══ Stored records ══

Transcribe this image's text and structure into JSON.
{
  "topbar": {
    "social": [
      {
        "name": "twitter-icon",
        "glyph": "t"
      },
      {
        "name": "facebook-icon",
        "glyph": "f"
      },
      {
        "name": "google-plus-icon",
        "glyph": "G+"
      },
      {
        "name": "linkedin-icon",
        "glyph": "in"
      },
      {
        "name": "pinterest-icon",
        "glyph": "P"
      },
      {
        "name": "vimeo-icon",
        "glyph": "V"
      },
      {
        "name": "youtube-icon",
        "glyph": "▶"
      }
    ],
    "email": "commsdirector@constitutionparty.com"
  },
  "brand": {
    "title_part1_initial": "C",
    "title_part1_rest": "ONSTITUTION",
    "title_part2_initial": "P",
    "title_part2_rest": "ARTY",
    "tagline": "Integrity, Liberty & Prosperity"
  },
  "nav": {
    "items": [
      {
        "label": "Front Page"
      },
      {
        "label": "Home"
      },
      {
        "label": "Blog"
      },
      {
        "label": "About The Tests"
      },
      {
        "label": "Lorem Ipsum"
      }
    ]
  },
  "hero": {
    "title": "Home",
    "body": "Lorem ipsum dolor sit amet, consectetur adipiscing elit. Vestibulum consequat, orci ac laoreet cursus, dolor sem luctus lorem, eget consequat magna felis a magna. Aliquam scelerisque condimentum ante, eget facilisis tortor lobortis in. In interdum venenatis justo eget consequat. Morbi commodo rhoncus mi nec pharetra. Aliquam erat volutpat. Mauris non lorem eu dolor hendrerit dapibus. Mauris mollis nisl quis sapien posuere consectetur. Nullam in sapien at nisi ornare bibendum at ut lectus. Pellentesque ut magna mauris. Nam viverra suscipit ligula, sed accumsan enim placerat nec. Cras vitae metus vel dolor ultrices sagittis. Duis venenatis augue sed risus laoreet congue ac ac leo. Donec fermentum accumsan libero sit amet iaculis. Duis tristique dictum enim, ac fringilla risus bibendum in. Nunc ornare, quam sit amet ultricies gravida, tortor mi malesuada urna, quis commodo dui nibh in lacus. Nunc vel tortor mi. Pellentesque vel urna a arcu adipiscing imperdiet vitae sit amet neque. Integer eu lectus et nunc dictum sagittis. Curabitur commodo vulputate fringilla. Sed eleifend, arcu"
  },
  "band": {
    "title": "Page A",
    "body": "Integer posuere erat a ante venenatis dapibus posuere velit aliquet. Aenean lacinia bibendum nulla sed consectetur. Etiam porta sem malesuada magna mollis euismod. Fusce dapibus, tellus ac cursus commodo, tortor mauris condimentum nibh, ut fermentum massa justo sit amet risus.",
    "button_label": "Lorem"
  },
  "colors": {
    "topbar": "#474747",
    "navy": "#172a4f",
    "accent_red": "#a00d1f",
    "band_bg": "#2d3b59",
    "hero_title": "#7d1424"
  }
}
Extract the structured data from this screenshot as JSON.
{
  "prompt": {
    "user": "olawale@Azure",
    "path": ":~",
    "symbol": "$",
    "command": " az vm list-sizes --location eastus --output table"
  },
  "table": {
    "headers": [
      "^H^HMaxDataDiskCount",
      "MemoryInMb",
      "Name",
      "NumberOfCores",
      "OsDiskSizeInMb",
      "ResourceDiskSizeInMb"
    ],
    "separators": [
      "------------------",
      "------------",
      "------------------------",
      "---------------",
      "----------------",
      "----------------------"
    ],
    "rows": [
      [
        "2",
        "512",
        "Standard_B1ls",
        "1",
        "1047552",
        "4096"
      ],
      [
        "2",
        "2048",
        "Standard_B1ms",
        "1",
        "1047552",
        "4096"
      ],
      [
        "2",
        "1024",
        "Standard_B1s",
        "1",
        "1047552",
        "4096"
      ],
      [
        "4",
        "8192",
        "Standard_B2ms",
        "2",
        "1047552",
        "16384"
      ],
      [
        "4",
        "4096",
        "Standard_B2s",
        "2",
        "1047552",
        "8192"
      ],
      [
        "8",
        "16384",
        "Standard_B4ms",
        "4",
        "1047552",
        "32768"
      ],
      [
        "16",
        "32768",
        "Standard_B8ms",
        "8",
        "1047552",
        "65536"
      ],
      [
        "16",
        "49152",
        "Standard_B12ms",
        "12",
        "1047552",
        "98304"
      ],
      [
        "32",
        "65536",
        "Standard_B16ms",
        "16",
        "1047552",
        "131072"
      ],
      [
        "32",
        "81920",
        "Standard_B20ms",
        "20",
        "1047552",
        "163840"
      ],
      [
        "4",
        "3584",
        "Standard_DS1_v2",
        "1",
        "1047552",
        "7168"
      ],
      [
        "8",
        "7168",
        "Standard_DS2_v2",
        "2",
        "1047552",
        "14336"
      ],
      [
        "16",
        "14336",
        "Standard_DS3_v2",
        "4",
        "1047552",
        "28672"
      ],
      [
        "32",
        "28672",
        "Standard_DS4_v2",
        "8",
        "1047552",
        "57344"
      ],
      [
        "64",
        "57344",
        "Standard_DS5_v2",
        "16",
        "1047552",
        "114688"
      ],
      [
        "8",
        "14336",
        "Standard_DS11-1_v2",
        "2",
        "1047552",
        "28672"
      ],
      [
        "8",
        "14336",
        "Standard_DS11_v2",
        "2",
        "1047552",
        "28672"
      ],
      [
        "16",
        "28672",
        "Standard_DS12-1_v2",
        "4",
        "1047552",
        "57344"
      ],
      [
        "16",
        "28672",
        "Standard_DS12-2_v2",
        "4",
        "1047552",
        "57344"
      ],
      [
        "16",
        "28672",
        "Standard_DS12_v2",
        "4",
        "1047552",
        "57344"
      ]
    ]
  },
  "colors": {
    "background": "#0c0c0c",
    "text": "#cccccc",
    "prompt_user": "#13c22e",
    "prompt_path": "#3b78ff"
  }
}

═══

**Problem requirements:** Please reproduce all of the entries exactly as they stand.

**Task solution:**
Transcribe this image's text and structure into JSON.
{
  "topbar": {
    "social": [
      {
        "name": "twitter-icon",
        "glyph": "t"
      },
      {
        "name": "facebook-icon",
        "glyph": "f"
      },
      {
        "name": "google-plus-icon",
        "glyph": "G+"
      },
      {
        "name": "linkedin-icon",
        "glyph": "in"
      },
      {
        "name": "pinterest-icon",
        "glyph": "P"
      },
      {
        "name": "vimeo-icon",
        "glyph": "V"
      },
      {
        "name": "youtube-icon",
        "glyph": "▶"
      }
    ],
    "email": "commsdirector@constitutionparty.com"
  },
  "brand": {
    "title_part1_initial": "C",
    "title_part1_rest": "ONSTITUTION",
    "title_part2_initial": "P",
    "title_part2_rest": "ARTY",
    "tagline": "Integrity, Liberty & Prosperity"
  },
  "nav": {
    "items": [
      {
        "label": "Front Page"
      },
      {
        "label": "Home"
      },
      {
        "label": "Blog"
      },
      {
        "label": "About The Tests"
      },
      {
        "label": "Lorem Ipsum"
      }
    ]
  },
  "hero": {
    "title": "Home",
    "body": "Lorem ipsum dolor sit amet, consectetur adipiscing elit. Vestibulum consequat, orci ac laoreet cursus, dolor sem luctus lorem, eget consequat magna felis a magna. Aliquam scelerisque condimentum ante, eget facilisis tortor lobortis in. In interdum venenatis justo eget consequat. Morbi commodo rhoncus mi nec pharetra. Aliquam erat volutpat. Mauris non lorem eu dolor hendrerit dapibus. Mauris mollis nisl quis sapien posuere consectetur. Nullam in sapien at nisi ornare bibendum at ut lectus. Pellentesque ut magna mauris. Nam viverra suscipit ligula, sed accumsan enim placerat nec. Cras vitae metus vel dolor ultrices sagittis. Duis venenatis augue sed risus laoreet congue ac ac leo. Donec fermentum accumsan libero sit amet iaculis. Duis tristique dictum enim, ac fringilla risus bibendum in. Nunc ornare, quam sit amet ultricies gravida, tortor mi malesuada urna, quis commodo dui nibh in lacus. Nunc vel tortor mi. Pellentesque vel urna a arcu adipiscing imperdiet vitae sit amet neque. Integer eu lectus et nunc dictum sagittis. Curabitur commodo vulputate fringilla. Sed eleifend, arcu"
  },
  "band": {
    "title": "Page A",
    "body": "Integer posuere erat a ante venenatis dapibus posuere velit aliquet. Aenean lacinia bibendum nulla sed consectetur. Etiam porta sem malesuada magna mollis euismod. Fusce dapibus, tellus ac cursus commodo, tortor mauris condimentum nibh, ut fermentum massa justo sit amet risus.",
    "button_label": "Lorem"
  },
  "colors": {
    "topbar": "#474747",
    "navy": "#172a4f",
    "accent_red": "#a00d1f",
    "band_bg": "#2d3b59",
    "hero_title": "#7d1424"
  }
}
Extract the structured data from this screenshot as JSON.
{
  "prompt": {
    "user": "olawale@Azure",
    "path": ":~",
    "symbol": "$",
    "command": " az vm list-sizes --location eastus --output table"
  },
  "table": {
    "headers": [
      "^H^HMaxDataDiskCount",
      "MemoryInMb",
      "Name",
      "NumberOfCores",
      "OsDiskSizeInMb",
      "ResourceDiskSizeInMb"
    ],
    "separators": [
      "------------------",
      "------------",
      "------------------------",
      "---------------",
      "----------------",
      "----------------------"
    ],
    "rows": [
      [
        "2",
        "512",
        "Standard_B1ls",
        "1",
        "1047552",
        "4096"
      ],
      [
        "2",
        "2048",
        "Standard_B1ms",
        "1",
        "1047552",
        "4096"
      ],
      [
        "2",
        "1024",
        "Standard_B1s",
        "1",
        "1047552",
        "4096"
      ],
      [
        "4",
        "8192",
        "Standard_B2ms",
        "2",
        "1047552",
        "16384"
      ],
      [
        "4",
        "4096",
        "Standard_B2s",
        "2",
        "1047552",
        "8192"
      ],
      [
        "8",
        "16384",
        "Standard_B4ms",
        "4",
        "1047552",
        "32768"
      ],
      [
        "16",
        "32768",
        "Standard_B8ms",
        "8",
        "1047552",
        "65536"
      ],
      [
        "16",
        "49152",
        "Standard_B12ms",
        "12",
        "1047552",
        "98304"
      ],
      [
        "32",
        "65536",
        "Standard_B16ms",
        "16",
        "1047552",
        "131072"
      ],
      [
        "32",
        "81920",
        "Standard_B20ms",
        "20",
        "1047552",
        "163840"
      ],
      [
        "4",
        "3584",
        "Standard_DS1_v2",
        "1",
        "1047552",
        "7168"
      ],
      [
        "8",
        "7168",
        "Standard_DS2_v2",
        "2",
        "1047552",
        "14336"
      ],
      [
        "16",
        "14336",
        "Standard_DS3_v2",
        "4",
        "1047552",
        "28672"
      ],
      [
        "32",
        "28672",
        "Standard_DS4_v2",
        "8",
        "1047552",
        "57344"
      ],
      [
        "64",
        "57344",
        "Standard_DS5_v2",
        "16",
        "1047552",
        "114688"
      ],
      [
        "8",
        "14336",
        "Standard_DS11-1_v2",
        "2",
        "1047552",
        "28672"
      ],
      [
        "8",
        "14336",
        "Standard_DS11_v2",
        "2",
        "1047552",
        "28672"
      ],
      [
        "16",
        "28672",
        "Standard_DS12-1_v2",
        "4",
        "1047552",
        "57344"
      ],
      [
        "16",
        "28672",
        "Standard_DS12-2_v2",
        "4",
        "1047552",
        "57344"
      ],
      [
        "16",
        "28672",
        "Standard_DS12_v2",
        "4",
        "1047552",
        "57344"
      ]
    ]
  },
  "colors": {
    "background": "#0c0c0c",
    "text": "#cccccc",
    "prompt_user": "#13c22e",
    "prompt_path": "#3b78ff"
  }
}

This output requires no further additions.